MATERIALS PROVIDED ::
- - - -

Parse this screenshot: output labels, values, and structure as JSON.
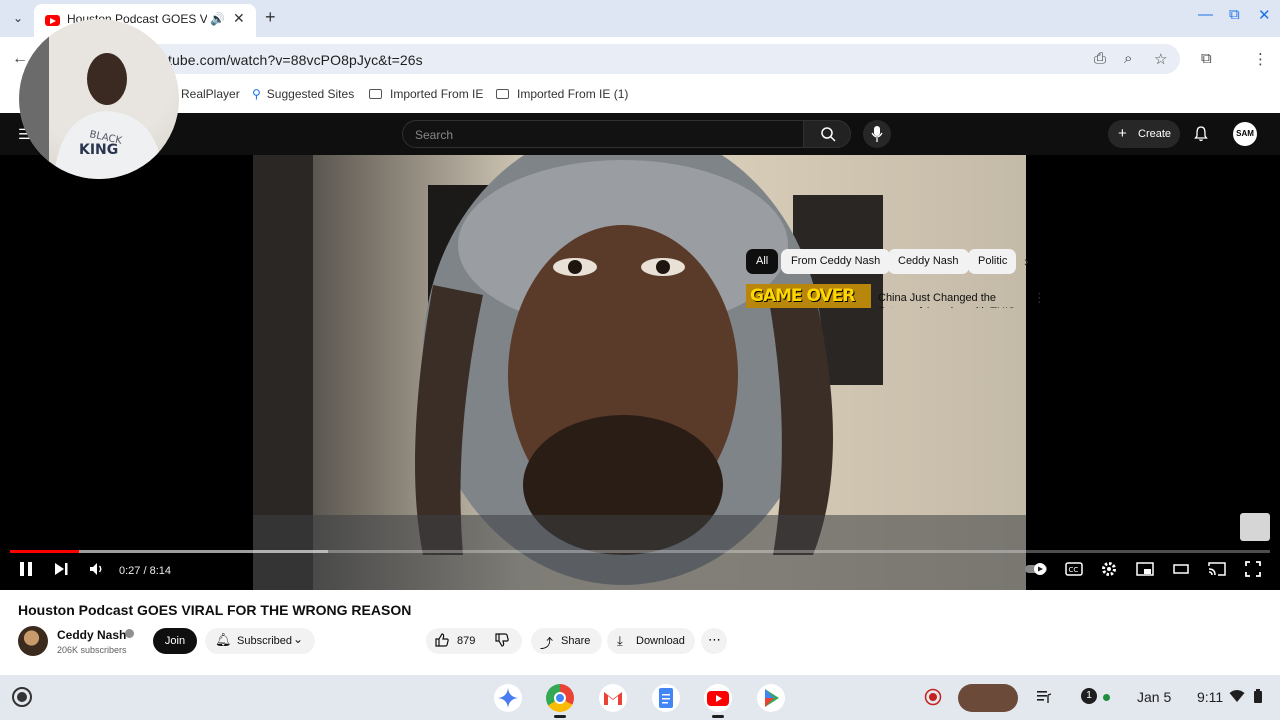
{
  "browser": {
    "tab_title": "Houston Podcast GOES VI",
    "url_prefix": "youtube.com",
    "url_visible": "tube.com/watch?v=88vcPO8pJyc&t=26s",
    "bookmarks": [
      {
        "label": "RealPlayer"
      },
      {
        "label": "Suggested Sites"
      },
      {
        "label": "Imported From IE"
      },
      {
        "label": "Imported From IE (1)"
      }
    ]
  },
  "youtube": {
    "search_placeholder": "Search",
    "create_label": "Create",
    "avatar_text": "SAM",
    "video": {
      "elapsed": "0:27",
      "duration": "8:14",
      "time_display": "0:27 / 8:14",
      "progress_fraction": 0.055
    },
    "title": "Houston Podcast GOES VIRAL FOR THE WRONG REASON",
    "channel": {
      "name": "Ceddy Nash",
      "subscribers": "206K subscribers",
      "join_label": "Join",
      "subscribed_label": "Subscribed"
    },
    "actions": {
      "likes": "879",
      "share_label": "Share",
      "download_label": "Download"
    },
    "chips": [
      "All",
      "From Ceddy Nash",
      "Ceddy Nash",
      "Politic"
    ],
    "recommended": {
      "thumb_text": "GAME OVER",
      "title": "China Just Changed the Future of America with THIS One"
    }
  },
  "shelf": {
    "notification_count": "1",
    "date": "Jan 5",
    "time": "9:11"
  },
  "colors": {
    "youtube_red": "#ff0000",
    "chrome_blue": "#1a73e8",
    "player_bg": "#0f0f0f"
  }
}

- - - -

ACTIVITY :: Each entry above is to be written out exactly. The pictures stay out.

ANSWER AREA ::
Parse this screenshot: output labels, values, and structure as JSON.
{
  "browser": {
    "tab_title": "Houston Podcast GOES VI",
    "url_prefix": "youtube.com",
    "url_visible": "tube.com/watch?v=88vcPO8pJyc&t=26s",
    "bookmarks": [
      {
        "label": "RealPlayer"
      },
      {
        "label": "Suggested Sites"
      },
      {
        "label": "Imported From IE"
      },
      {
        "label": "Imported From IE (1)"
      }
    ]
  },
  "youtube": {
    "search_placeholder": "Search",
    "create_label": "Create",
    "avatar_text": "SAM",
    "video": {
      "elapsed": "0:27",
      "duration": "8:14",
      "time_display": "0:27 / 8:14",
      "progress_fraction": 0.055
    },
    "title": "Houston Podcast GOES VIRAL FOR THE WRONG REASON",
    "channel": {
      "name": "Ceddy Nash",
      "subscribers": "206K subscribers",
      "join_label": "Join",
      "subscribed_label": "Subscribed"
    },
    "actions": {
      "likes": "879",
      "share_label": "Share",
      "download_label": "Download"
    },
    "chips": [
      "All",
      "From Ceddy Nash",
      "Ceddy Nash",
      "Politic"
    ],
    "recommended": {
      "thumb_text": "GAME OVER",
      "title": "China Just Changed the Future of America with THIS One"
    }
  },
  "shelf": {
    "notification_count": "1",
    "date": "Jan 5",
    "time": "9:11"
  },
  "colors": {
    "youtube_red": "#ff0000",
    "chrome_blue": "#1a73e8",
    "player_bg": "#0f0f0f"
  }
}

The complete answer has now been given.